→ **Problem requirements**
The records below must be transcribed exactly. Do not include the pictures.

==================================================

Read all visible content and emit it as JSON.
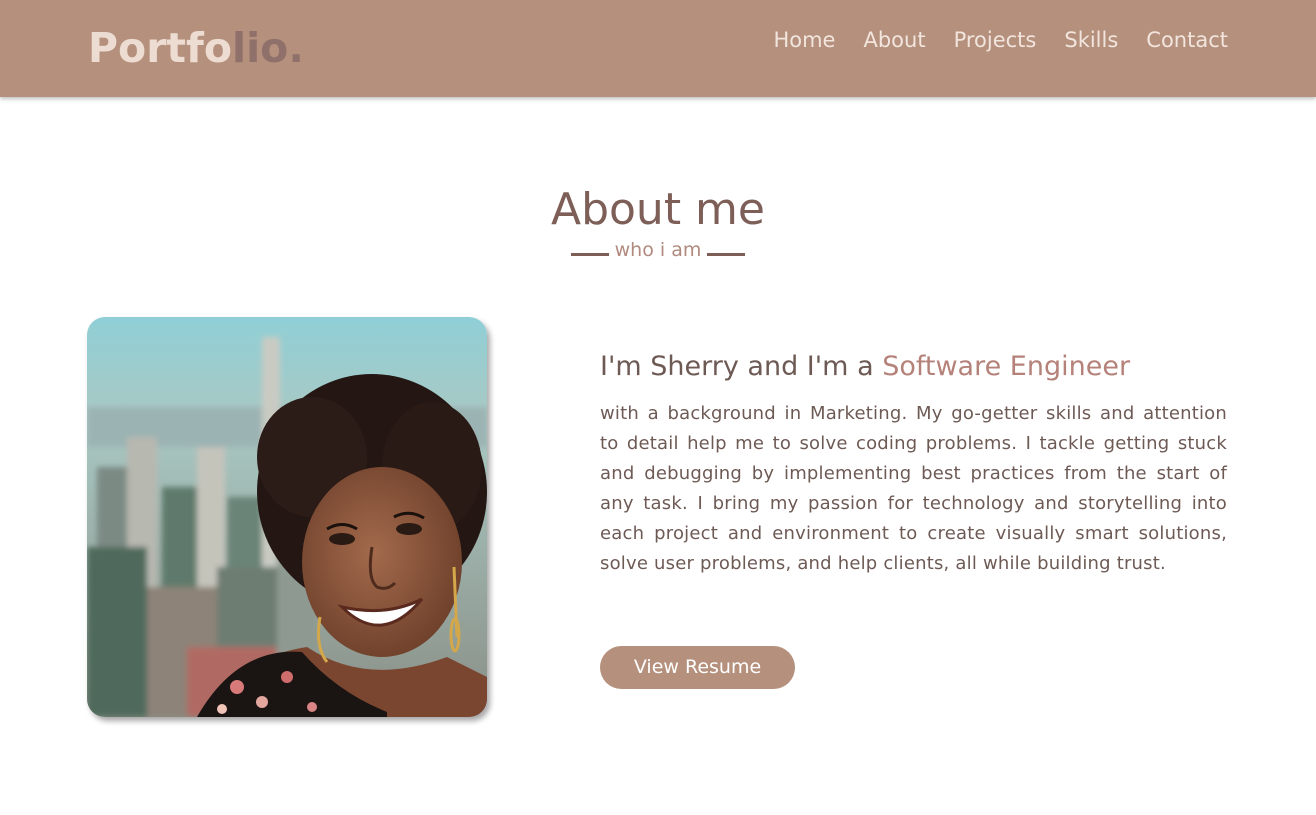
{
  "brand": {
    "part1": "Portfo",
    "part2": "lio."
  },
  "nav": [
    "Home",
    "About",
    "Projects",
    "Skills",
    "Contact"
  ],
  "about": {
    "title": "About me",
    "subtitle": "who i am",
    "heading_prefix": "I'm Sherry and I'm a ",
    "heading_accent": "Software Engineer",
    "bio": "with a background in Marketing. My go-getter skills and attention to detail help me to solve coding problems. I tackle getting stuck and debugging by implementing best practices from the start of any task. I bring my passion for technology and storytelling into each project and environment to create visually smart solutions, solve user problems, and help clients, all while building trust.",
    "button_label": "View Resume"
  },
  "colors": {
    "nav_bg": "#b5907c",
    "accent": "#b5827a",
    "text": "#6e5a55"
  }
}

==================================================

→ **Response for this exercise**
Read all visible content and emit it as JSON.
{
  "brand": {
    "part1": "Portfo",
    "part2": "lio."
  },
  "nav": [
    "Home",
    "About",
    "Projects",
    "Skills",
    "Contact"
  ],
  "about": {
    "title": "About me",
    "subtitle": "who i am",
    "heading_prefix": "I'm Sherry and I'm a ",
    "heading_accent": "Software Engineer",
    "bio": "with a background in Marketing. My go-getter skills and attention to detail help me to solve coding problems. I tackle getting stuck and debugging by implementing best practices from the start of any task. I bring my passion for technology and storytelling into each project and environment to create visually smart solutions, solve user problems, and help clients, all while building trust.",
    "button_label": "View Resume"
  },
  "colors": {
    "nav_bg": "#b5907c",
    "accent": "#b5827a",
    "text": "#6e5a55"
  }
}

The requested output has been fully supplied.